-- GIVEN TASK --
Find every line in the records below that contains the word "Name", and copy each such line.

-- MATERIAL FOR THE TASK --
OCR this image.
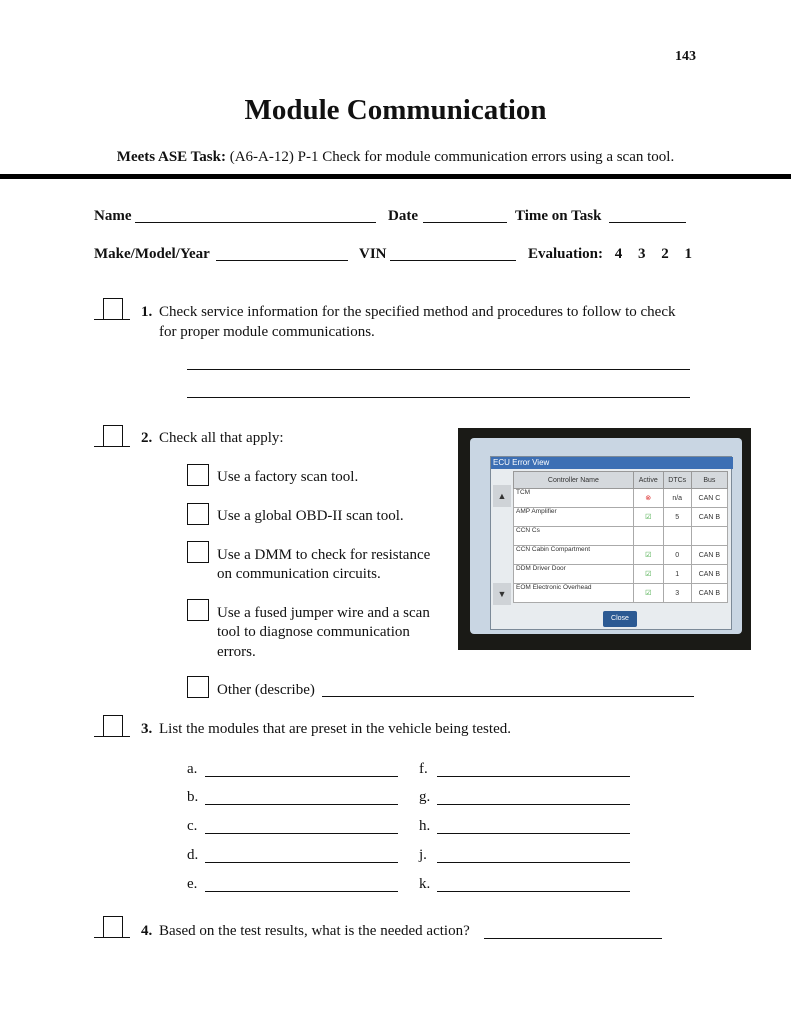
143
Module Communication
Meets ASE Task: (A6-A-12) P-1 Check for module communication errors using a scan tool.
Name	Date	Time on Task
Make/Model/Year	VIN	Evaluation: 4 3 2 1
1. Check service information for the specified method and procedures to follow to check
for proper module communications.
2. Check all that apply:
Use a factory scan tool.
Use a global OBD-II scan tool.
Use a DMM to check for resistance
on communication circuits.
Use a fused jumper wire and a scan
tool to diagnose communication
errors.
Other (describe)
ECU Error View
▲
▼
Controller Name	Active	DTCs	Bus
TCM	⊗	n/a	CAN C
AMP Amplifier	☑	5	CAN B
CCN Cs			
CCN Cabin Compartment	☑	0	CAN B
DDM Driver Door	☑	1	CAN B
EOM Electronic Overhead	☑	3	CAN B
Close
3. List the modules that are preset in the vehicle being tested.
a.	f.
b.	g.
c.	h.
d.	j.
e.	k.
4. Based on the test results, what is the needed action?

-- RESPONSE TO THE EXERCISE --
Name	Date	Time on Task
Controller Name	Active	DTCs	Bus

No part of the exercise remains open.